Listed records =
(begin)

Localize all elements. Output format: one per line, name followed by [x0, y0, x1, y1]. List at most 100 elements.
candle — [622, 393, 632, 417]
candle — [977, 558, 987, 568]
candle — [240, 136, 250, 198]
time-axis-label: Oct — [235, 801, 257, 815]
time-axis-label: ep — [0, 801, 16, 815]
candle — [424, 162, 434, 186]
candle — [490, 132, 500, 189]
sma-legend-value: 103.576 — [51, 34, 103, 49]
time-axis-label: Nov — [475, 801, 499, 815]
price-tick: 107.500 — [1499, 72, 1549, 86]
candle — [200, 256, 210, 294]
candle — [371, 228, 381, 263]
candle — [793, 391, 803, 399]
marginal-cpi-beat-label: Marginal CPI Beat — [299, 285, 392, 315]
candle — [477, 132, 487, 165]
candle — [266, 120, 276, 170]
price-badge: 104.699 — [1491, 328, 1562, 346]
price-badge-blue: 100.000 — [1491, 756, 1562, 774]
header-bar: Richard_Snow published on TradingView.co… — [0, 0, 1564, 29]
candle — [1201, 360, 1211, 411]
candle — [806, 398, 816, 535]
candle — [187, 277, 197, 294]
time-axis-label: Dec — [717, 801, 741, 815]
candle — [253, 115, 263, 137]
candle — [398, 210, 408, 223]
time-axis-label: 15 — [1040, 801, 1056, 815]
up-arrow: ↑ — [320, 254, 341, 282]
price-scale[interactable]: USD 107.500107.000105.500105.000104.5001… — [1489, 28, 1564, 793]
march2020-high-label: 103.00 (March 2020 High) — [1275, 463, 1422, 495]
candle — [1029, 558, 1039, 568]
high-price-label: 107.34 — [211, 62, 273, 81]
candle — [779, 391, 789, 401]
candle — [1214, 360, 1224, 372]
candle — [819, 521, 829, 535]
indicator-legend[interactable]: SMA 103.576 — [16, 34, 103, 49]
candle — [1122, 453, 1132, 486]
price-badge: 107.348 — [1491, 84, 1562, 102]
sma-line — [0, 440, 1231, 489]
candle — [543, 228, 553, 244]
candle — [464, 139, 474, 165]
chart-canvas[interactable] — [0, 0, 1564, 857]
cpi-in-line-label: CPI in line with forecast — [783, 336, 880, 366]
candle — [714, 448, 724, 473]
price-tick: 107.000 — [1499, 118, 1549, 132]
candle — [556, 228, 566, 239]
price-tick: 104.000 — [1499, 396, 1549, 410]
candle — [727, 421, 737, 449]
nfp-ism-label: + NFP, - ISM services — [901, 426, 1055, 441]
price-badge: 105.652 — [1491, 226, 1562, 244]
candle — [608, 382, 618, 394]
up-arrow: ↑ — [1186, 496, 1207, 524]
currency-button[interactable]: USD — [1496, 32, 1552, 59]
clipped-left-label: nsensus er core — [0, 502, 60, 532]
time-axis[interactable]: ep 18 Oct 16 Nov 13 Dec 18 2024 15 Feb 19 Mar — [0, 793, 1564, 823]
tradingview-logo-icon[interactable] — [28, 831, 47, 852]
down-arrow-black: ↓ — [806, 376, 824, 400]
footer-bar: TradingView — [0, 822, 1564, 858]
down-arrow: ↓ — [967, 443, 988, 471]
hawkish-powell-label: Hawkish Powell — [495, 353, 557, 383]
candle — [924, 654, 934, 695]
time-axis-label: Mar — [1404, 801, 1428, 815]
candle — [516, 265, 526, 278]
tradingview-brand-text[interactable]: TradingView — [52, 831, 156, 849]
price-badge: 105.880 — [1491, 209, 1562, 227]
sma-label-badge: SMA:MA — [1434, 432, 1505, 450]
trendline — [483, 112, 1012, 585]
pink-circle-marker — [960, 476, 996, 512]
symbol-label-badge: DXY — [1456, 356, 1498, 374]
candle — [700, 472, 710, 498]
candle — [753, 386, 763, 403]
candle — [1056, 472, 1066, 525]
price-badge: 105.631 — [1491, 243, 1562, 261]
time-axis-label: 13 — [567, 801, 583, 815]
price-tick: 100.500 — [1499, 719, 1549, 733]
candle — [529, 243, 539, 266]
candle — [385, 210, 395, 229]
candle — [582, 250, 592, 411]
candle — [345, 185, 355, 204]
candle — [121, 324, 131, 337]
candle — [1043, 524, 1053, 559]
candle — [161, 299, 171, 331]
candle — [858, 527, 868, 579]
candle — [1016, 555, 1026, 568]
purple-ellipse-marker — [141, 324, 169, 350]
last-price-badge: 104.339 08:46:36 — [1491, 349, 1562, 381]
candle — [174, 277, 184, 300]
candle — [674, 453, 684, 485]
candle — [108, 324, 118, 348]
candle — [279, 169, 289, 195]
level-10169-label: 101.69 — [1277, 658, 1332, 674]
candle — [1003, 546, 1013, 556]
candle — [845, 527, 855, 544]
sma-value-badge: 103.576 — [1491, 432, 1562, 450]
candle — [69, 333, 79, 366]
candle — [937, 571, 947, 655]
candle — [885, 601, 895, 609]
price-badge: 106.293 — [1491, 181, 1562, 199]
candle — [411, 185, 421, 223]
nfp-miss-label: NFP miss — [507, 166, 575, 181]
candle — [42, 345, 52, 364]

(end)

Written instruction = Copy all of the records above verbatim, line by line.

In response =
Localize all elements. Output format: one per line, name followed by [x0, y0, x1, y1]. List at most 100 elements.
candle — [622, 393, 632, 417]
candle — [977, 558, 987, 568]
candle — [240, 136, 250, 198]
time-axis-label: Oct — [235, 801, 257, 815]
time-axis-label: ep — [0, 801, 16, 815]
candle — [424, 162, 434, 186]
candle — [490, 132, 500, 189]
sma-legend-value: 103.576 — [51, 34, 103, 49]
time-axis-label: Nov — [475, 801, 499, 815]
price-tick: 107.500 — [1499, 72, 1549, 86]
candle — [200, 256, 210, 294]
candle — [371, 228, 381, 263]
candle — [793, 391, 803, 399]
marginal-cpi-beat-label: Marginal CPI Beat — [299, 285, 392, 315]
candle — [477, 132, 487, 165]
candle — [266, 120, 276, 170]
price-badge: 104.699 — [1491, 328, 1562, 346]
price-badge-blue: 100.000 — [1491, 756, 1562, 774]
header-bar: Richard_Snow published on TradingView.co… — [0, 0, 1564, 29]
candle — [1201, 360, 1211, 411]
candle — [806, 398, 816, 535]
candle — [187, 277, 197, 294]
time-axis-label: Dec — [717, 801, 741, 815]
candle — [253, 115, 263, 137]
candle — [398, 210, 408, 223]
time-axis-label: 15 — [1040, 801, 1056, 815]
up-arrow: ↑ — [320, 254, 341, 282]
price-scale[interactable]: USD 107.500107.000105.500105.000104.5001… — [1489, 28, 1564, 793]
march2020-high-label: 103.00 (March 2020 High) — [1275, 463, 1422, 495]
candle — [1029, 558, 1039, 568]
high-price-label: 107.34 — [211, 62, 273, 81]
candle — [779, 391, 789, 401]
candle — [1214, 360, 1224, 372]
candle — [819, 521, 829, 535]
indicator-legend[interactable]: SMA 103.576 — [16, 34, 103, 49]
candle — [1122, 453, 1132, 486]
price-badge: 107.348 — [1491, 84, 1562, 102]
sma-line — [0, 440, 1231, 489]
candle — [543, 228, 553, 244]
candle — [464, 139, 474, 165]
chart-canvas[interactable] — [0, 0, 1564, 857]
cpi-in-line-label: CPI in line with forecast — [783, 336, 880, 366]
candle — [714, 448, 724, 473]
price-tick: 107.000 — [1499, 118, 1549, 132]
candle — [556, 228, 566, 239]
price-tick: 104.000 — [1499, 396, 1549, 410]
candle — [727, 421, 737, 449]
nfp-ism-label: + NFP, - ISM services — [901, 426, 1055, 441]
price-badge: 105.652 — [1491, 226, 1562, 244]
candle — [608, 382, 618, 394]
up-arrow: ↑ — [1186, 496, 1207, 524]
currency-button[interactable]: USD — [1496, 32, 1552, 59]
clipped-left-label: nsensus er core — [0, 502, 60, 532]
time-axis[interactable]: ep 18 Oct 16 Nov 13 Dec 18 2024 15 Feb 19 Mar — [0, 793, 1564, 823]
tradingview-logo-icon[interactable] — [28, 831, 47, 852]
down-arrow-black: ↓ — [806, 376, 824, 400]
footer-bar: TradingView — [0, 822, 1564, 858]
down-arrow: ↓ — [967, 443, 988, 471]
hawkish-powell-label: Hawkish Powell — [495, 353, 557, 383]
candle — [924, 654, 934, 695]
time-axis-label: Mar — [1404, 801, 1428, 815]
candle — [516, 265, 526, 278]
tradingview-brand-text[interactable]: TradingView — [52, 831, 156, 849]
price-badge: 105.880 — [1491, 209, 1562, 227]
sma-label-badge: SMA:MA — [1434, 432, 1505, 450]
trendline — [483, 112, 1012, 585]
pink-circle-marker — [960, 476, 996, 512]
symbol-label-badge: DXY — [1456, 356, 1498, 374]
candle — [700, 472, 710, 498]
candle — [753, 386, 763, 403]
candle — [1056, 472, 1066, 525]
price-badge: 105.631 — [1491, 243, 1562, 261]
time-axis-label: 13 — [567, 801, 583, 815]
price-tick: 100.500 — [1499, 719, 1549, 733]
candle — [529, 243, 539, 266]
candle — [385, 210, 395, 229]
candle — [582, 250, 592, 411]
candle — [345, 185, 355, 204]
candle — [121, 324, 131, 337]
candle — [1043, 524, 1053, 559]
candle — [161, 299, 171, 331]
candle — [858, 527, 868, 579]
candle — [1016, 555, 1026, 568]
purple-ellipse-marker — [141, 324, 169, 350]
last-price-badge: 104.339 08:46:36 — [1491, 349, 1562, 381]
candle — [174, 277, 184, 300]
candle — [674, 453, 684, 485]
candle — [108, 324, 118, 348]
candle — [279, 169, 289, 195]
level-10169-label: 101.69 — [1277, 658, 1332, 674]
candle — [1003, 546, 1013, 556]
candle — [845, 527, 855, 544]
sma-value-badge: 103.576 — [1491, 432, 1562, 450]
candle — [69, 333, 79, 366]
candle — [937, 571, 947, 655]
candle — [885, 601, 895, 609]
price-badge: 106.293 — [1491, 181, 1562, 199]
candle — [411, 185, 421, 223]
nfp-miss-label: NFP miss — [507, 166, 575, 181]
candle — [42, 345, 52, 364]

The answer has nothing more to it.